EXERCISE DIRECTIONS: Every entry here needs to be repeated exactly.
▽
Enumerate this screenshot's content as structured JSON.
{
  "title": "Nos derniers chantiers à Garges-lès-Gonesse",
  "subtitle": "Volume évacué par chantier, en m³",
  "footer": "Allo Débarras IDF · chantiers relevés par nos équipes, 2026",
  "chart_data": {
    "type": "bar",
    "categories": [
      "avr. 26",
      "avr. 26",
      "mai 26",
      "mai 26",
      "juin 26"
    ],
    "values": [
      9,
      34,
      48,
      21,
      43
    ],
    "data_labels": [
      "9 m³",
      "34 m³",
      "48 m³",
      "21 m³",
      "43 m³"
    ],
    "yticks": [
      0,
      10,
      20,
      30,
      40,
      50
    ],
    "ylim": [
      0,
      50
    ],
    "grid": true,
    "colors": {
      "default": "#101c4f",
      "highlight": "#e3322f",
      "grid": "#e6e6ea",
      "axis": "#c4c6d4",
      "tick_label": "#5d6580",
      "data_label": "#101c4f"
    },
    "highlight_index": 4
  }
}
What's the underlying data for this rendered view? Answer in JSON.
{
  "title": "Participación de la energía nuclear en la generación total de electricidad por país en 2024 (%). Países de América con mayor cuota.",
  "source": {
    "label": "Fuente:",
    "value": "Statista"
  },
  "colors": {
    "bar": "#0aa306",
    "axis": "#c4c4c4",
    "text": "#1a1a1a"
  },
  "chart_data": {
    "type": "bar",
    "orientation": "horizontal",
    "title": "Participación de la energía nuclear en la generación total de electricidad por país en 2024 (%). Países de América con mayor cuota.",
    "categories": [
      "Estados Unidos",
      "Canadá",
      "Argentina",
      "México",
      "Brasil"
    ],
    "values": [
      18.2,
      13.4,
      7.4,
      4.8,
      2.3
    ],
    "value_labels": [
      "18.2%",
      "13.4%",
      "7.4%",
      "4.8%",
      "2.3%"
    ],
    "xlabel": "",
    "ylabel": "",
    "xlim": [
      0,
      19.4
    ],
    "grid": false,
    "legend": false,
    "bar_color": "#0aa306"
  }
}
△
FULL SOLUTION:
Enumerate this screenshot's content as structured JSON.
{
  "title": "Nos derniers chantiers à Garges-lès-Gonesse",
  "subtitle": "Volume évacué par chantier, en m³",
  "footer": "Allo Débarras IDF · chantiers relevés par nos équipes, 2026",
  "chart_data": {
    "type": "bar",
    "categories": [
      "avr. 26",
      "avr. 26",
      "mai 26",
      "mai 26",
      "juin 26"
    ],
    "values": [
      9,
      34,
      48,
      21,
      43
    ],
    "data_labels": [
      "9 m³",
      "34 m³",
      "48 m³",
      "21 m³",
      "43 m³"
    ],
    "yticks": [
      0,
      10,
      20,
      30,
      40,
      50
    ],
    "ylim": [
      0,
      50
    ],
    "grid": true,
    "colors": {
      "default": "#101c4f",
      "highlight": "#e3322f",
      "grid": "#e6e6ea",
      "axis": "#c4c6d4",
      "tick_label": "#5d6580",
      "data_label": "#101c4f"
    },
    "highlight_index": 4
  }
}
What's the underlying data for this rendered view? Answer in JSON.
{
  "title": "Participación de la energía nuclear en la generación total de electricidad por país en 2024 (%). Países de América con mayor cuota.",
  "source": {
    "label": "Fuente:",
    "value": "Statista"
  },
  "colors": {
    "bar": "#0aa306",
    "axis": "#c4c4c4",
    "text": "#1a1a1a"
  },
  "chart_data": {
    "type": "bar",
    "orientation": "horizontal",
    "title": "Participación de la energía nuclear en la generación total de electricidad por país en 2024 (%). Países de América con mayor cuota.",
    "categories": [
      "Estados Unidos",
      "Canadá",
      "Argentina",
      "México",
      "Brasil"
    ],
    "values": [
      18.2,
      13.4,
      7.4,
      4.8,
      2.3
    ],
    "value_labels": [
      "18.2%",
      "13.4%",
      "7.4%",
      "4.8%",
      "2.3%"
    ],
    "xlabel": "",
    "ylabel": "",
    "xlim": [
      0,
      19.4
    ],
    "grid": false,
    "legend": false,
    "bar_color": "#0aa306"
  }
}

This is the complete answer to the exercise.